### REQUIRED WORK
Lines containing "symbol" are to be counted. Report the count alone.
-- START MATERIALS PROVIDED --
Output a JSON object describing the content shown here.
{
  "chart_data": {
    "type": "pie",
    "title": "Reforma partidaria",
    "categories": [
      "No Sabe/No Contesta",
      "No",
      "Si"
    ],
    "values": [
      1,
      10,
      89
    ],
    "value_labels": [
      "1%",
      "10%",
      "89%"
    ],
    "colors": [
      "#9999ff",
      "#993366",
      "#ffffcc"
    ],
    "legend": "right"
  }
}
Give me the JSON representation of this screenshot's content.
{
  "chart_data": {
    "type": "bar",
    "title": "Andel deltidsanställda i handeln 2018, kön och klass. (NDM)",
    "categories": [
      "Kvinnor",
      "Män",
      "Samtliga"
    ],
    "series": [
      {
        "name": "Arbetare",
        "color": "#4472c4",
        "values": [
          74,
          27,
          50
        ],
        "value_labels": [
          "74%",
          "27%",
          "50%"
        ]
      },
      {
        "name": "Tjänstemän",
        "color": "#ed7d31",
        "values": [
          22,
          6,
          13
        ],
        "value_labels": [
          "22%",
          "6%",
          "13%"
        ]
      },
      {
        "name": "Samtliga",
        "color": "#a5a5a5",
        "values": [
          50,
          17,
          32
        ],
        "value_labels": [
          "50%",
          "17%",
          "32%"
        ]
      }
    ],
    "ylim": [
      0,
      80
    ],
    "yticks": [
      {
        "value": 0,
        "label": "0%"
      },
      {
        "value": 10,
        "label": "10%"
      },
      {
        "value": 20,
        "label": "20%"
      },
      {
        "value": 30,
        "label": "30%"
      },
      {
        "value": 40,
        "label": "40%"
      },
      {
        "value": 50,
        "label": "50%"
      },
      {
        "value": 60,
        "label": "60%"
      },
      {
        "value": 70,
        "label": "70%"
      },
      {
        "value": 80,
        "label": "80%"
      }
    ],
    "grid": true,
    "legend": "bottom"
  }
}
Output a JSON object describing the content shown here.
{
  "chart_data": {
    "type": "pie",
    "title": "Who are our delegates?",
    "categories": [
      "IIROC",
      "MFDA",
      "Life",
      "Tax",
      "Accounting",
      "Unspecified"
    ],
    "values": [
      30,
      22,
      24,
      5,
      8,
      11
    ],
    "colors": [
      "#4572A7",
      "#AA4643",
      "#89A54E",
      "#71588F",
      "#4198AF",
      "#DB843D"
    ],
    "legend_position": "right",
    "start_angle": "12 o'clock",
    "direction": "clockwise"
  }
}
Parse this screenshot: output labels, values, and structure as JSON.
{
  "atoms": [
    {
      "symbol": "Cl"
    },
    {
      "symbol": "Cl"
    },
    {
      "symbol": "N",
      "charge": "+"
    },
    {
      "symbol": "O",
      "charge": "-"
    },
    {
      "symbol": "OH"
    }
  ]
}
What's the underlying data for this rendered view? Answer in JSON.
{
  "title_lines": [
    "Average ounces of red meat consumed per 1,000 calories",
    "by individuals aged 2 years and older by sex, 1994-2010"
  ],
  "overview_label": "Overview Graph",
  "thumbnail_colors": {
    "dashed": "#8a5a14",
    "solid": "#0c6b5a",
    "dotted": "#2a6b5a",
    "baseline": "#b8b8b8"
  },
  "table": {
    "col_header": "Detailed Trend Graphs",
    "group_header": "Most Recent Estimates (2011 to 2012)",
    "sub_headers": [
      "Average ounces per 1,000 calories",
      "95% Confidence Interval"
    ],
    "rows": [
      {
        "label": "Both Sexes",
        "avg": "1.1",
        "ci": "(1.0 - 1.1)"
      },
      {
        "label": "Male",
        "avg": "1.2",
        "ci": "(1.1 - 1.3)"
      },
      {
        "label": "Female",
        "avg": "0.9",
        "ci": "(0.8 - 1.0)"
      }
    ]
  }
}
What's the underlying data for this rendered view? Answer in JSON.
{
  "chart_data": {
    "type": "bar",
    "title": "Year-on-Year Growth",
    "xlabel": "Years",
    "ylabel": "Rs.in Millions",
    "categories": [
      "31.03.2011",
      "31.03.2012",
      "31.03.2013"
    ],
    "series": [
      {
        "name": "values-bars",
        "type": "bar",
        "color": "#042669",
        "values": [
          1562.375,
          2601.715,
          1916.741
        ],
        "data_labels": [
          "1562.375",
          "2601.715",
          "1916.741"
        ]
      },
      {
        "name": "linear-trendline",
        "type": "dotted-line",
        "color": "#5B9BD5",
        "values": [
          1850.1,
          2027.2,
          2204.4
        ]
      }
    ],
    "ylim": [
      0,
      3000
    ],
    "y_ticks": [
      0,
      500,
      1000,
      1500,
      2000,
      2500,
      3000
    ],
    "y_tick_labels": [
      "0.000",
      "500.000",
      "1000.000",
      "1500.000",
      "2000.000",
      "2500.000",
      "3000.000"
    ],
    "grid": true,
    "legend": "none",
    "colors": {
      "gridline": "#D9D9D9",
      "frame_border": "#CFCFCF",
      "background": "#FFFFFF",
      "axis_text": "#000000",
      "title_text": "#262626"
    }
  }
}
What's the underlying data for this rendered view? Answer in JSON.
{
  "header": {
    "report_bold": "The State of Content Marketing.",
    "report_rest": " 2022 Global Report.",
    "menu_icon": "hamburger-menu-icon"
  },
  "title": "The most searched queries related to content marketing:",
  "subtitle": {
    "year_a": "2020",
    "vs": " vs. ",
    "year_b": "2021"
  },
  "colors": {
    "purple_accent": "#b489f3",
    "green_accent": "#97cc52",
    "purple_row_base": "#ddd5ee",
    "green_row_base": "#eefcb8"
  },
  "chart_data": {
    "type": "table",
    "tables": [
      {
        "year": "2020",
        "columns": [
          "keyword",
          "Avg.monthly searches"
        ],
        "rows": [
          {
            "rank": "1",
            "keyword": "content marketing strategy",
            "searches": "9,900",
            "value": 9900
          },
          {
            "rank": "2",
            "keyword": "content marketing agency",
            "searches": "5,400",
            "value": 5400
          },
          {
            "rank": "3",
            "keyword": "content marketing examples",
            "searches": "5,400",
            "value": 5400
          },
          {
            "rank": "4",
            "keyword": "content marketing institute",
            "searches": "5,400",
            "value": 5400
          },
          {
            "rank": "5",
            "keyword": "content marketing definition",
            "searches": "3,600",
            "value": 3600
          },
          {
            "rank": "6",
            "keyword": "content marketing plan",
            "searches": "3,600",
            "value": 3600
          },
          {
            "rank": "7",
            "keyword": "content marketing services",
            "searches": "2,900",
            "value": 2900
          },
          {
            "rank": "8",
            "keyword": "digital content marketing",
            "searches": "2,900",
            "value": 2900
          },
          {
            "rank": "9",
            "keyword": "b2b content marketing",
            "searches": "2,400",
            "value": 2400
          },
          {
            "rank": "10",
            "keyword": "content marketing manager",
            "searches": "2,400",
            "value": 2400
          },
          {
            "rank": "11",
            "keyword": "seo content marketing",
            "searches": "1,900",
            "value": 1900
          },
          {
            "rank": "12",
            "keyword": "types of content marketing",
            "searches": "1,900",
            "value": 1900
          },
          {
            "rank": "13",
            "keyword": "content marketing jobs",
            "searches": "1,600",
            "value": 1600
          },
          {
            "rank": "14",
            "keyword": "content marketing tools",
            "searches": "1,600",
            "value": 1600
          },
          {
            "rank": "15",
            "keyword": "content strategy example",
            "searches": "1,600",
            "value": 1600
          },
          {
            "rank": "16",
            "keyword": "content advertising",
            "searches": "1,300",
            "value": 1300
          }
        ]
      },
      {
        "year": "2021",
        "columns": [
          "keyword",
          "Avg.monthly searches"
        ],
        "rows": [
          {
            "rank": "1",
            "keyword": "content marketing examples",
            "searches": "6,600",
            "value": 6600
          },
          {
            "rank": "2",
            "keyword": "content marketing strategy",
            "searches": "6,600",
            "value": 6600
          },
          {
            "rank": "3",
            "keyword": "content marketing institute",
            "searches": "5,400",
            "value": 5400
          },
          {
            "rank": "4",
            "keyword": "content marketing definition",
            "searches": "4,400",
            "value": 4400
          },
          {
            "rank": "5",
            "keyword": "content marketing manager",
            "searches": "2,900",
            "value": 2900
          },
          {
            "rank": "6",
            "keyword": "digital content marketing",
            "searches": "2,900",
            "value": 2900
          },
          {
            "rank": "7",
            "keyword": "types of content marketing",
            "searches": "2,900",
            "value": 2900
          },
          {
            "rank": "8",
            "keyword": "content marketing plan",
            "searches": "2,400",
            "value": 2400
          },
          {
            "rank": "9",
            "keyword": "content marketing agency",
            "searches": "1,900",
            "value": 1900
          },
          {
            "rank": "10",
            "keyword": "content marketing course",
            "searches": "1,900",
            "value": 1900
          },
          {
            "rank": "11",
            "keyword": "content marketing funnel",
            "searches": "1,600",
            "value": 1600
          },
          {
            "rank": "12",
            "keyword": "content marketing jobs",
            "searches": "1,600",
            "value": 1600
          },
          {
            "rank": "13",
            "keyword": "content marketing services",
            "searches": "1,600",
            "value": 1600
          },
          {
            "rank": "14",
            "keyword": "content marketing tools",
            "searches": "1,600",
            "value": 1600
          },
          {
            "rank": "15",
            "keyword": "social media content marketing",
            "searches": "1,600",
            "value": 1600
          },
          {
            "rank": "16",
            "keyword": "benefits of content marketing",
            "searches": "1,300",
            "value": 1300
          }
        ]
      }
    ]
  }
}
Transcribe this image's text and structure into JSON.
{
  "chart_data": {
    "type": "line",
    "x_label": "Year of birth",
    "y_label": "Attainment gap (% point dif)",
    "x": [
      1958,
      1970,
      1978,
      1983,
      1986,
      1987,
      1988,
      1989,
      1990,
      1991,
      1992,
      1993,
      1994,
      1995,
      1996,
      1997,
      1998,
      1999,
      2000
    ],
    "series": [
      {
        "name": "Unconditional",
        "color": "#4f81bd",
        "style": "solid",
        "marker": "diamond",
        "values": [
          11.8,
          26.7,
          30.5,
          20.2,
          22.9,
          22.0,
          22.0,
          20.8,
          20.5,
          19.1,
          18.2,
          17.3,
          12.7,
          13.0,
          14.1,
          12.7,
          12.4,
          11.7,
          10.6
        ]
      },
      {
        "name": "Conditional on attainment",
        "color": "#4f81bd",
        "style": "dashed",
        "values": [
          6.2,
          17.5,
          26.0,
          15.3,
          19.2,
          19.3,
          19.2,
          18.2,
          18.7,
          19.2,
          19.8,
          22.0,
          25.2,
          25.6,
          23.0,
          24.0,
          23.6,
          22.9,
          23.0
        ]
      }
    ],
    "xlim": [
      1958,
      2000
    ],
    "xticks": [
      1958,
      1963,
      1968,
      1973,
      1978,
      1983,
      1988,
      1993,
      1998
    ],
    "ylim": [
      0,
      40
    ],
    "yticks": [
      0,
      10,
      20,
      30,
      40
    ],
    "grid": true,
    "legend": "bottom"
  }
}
-- END MATERIALS PROVIDED --
### WRITTEN ANSWER
5